OBJECTIVE: Find the string "placeholder" in the data, then copy every line where it is found.

Collected data entries:
>> Begin

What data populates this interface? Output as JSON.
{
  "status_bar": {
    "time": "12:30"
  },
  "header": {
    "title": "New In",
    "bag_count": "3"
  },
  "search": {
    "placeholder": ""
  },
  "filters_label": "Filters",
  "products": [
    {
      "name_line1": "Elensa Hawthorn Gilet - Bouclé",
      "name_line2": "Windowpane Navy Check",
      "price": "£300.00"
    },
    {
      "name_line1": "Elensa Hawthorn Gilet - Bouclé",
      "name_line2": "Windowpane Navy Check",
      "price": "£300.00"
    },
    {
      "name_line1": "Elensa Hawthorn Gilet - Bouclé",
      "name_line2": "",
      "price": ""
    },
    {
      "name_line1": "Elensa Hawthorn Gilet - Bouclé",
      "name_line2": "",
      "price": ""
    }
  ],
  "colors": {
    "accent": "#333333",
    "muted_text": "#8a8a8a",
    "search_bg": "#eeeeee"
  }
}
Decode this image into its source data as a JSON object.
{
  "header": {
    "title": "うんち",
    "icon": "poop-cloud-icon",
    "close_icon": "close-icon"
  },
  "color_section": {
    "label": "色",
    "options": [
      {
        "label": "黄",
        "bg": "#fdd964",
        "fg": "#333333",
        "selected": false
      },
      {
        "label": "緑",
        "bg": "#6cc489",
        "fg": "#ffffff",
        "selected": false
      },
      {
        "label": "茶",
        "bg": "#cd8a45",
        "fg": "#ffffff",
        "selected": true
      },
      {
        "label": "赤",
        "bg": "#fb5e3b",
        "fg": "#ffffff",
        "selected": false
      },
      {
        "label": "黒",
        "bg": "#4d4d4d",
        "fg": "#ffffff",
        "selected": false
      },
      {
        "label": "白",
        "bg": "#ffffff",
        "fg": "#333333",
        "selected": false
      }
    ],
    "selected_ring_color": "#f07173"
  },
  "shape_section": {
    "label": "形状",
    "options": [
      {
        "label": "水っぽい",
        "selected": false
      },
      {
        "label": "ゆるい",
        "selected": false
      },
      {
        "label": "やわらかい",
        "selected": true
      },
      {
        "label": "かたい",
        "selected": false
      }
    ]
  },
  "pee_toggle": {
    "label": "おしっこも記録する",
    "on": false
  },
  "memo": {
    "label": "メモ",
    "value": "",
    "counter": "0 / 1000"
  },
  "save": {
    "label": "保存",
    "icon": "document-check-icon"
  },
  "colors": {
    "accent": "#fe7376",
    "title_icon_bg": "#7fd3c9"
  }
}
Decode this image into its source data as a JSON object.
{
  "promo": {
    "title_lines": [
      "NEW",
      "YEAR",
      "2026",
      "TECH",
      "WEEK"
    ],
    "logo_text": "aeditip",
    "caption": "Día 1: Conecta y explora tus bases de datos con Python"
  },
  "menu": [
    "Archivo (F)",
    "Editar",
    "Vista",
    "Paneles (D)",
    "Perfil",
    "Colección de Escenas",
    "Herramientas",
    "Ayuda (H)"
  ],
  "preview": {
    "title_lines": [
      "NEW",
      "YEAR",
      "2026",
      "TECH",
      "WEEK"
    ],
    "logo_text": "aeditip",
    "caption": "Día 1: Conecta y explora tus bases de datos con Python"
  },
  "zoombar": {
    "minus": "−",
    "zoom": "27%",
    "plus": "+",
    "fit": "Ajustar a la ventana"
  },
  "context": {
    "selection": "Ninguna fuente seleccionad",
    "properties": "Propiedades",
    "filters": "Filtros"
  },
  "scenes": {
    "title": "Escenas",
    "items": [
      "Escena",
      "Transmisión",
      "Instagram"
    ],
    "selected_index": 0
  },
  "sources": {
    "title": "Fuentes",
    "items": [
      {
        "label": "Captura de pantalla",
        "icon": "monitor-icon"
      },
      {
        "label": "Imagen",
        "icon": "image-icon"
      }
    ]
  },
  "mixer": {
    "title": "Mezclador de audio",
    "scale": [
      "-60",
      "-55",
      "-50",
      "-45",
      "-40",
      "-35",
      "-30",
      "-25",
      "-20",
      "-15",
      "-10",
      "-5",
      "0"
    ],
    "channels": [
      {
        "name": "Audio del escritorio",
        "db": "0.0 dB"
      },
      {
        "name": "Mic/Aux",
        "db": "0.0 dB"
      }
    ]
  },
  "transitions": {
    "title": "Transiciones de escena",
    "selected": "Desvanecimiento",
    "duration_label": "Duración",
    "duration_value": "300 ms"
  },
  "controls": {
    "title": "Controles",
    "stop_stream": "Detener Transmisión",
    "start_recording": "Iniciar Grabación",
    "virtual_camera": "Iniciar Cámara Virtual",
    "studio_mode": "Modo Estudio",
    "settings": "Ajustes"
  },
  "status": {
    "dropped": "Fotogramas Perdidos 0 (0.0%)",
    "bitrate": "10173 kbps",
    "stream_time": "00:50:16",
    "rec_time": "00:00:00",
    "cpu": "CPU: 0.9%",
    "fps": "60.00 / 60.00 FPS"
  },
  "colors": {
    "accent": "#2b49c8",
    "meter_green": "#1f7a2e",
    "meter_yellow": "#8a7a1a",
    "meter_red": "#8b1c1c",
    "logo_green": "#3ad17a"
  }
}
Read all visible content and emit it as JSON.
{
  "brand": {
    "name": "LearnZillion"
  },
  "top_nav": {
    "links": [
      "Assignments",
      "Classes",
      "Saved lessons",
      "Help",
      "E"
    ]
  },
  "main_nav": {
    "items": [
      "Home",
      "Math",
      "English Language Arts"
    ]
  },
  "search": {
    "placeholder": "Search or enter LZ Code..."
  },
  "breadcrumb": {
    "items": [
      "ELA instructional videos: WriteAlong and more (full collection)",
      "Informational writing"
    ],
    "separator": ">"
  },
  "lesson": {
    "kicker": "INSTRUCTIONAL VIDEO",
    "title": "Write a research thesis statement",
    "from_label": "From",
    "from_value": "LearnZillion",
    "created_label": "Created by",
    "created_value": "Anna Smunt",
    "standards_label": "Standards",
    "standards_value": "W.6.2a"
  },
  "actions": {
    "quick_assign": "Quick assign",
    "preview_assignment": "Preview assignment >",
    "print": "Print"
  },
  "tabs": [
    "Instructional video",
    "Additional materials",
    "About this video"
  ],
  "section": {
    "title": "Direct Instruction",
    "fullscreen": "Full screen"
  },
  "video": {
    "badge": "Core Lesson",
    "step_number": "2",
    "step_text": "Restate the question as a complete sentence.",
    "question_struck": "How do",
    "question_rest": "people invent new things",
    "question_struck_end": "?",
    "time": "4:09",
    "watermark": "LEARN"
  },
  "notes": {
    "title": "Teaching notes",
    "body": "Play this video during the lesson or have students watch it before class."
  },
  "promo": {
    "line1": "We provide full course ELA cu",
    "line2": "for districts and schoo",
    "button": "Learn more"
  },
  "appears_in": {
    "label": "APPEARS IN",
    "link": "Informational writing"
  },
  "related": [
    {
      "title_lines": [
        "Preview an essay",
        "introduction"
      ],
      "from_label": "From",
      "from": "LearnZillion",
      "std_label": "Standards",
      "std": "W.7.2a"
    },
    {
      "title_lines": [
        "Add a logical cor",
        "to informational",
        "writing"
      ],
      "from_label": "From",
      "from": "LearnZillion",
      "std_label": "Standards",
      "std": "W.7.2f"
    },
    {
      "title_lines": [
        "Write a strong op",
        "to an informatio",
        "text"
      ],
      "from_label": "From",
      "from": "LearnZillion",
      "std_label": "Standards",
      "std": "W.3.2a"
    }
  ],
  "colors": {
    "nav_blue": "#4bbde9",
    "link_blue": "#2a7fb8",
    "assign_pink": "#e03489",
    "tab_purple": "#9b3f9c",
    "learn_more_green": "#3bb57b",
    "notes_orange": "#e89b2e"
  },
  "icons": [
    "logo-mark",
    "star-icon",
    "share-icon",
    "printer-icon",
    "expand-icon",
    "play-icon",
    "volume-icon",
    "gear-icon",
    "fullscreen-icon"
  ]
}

>> End

ANSWER FOR THE TASK:
    "placeholder": ""
    "placeholder": "Search or enter LZ Code..."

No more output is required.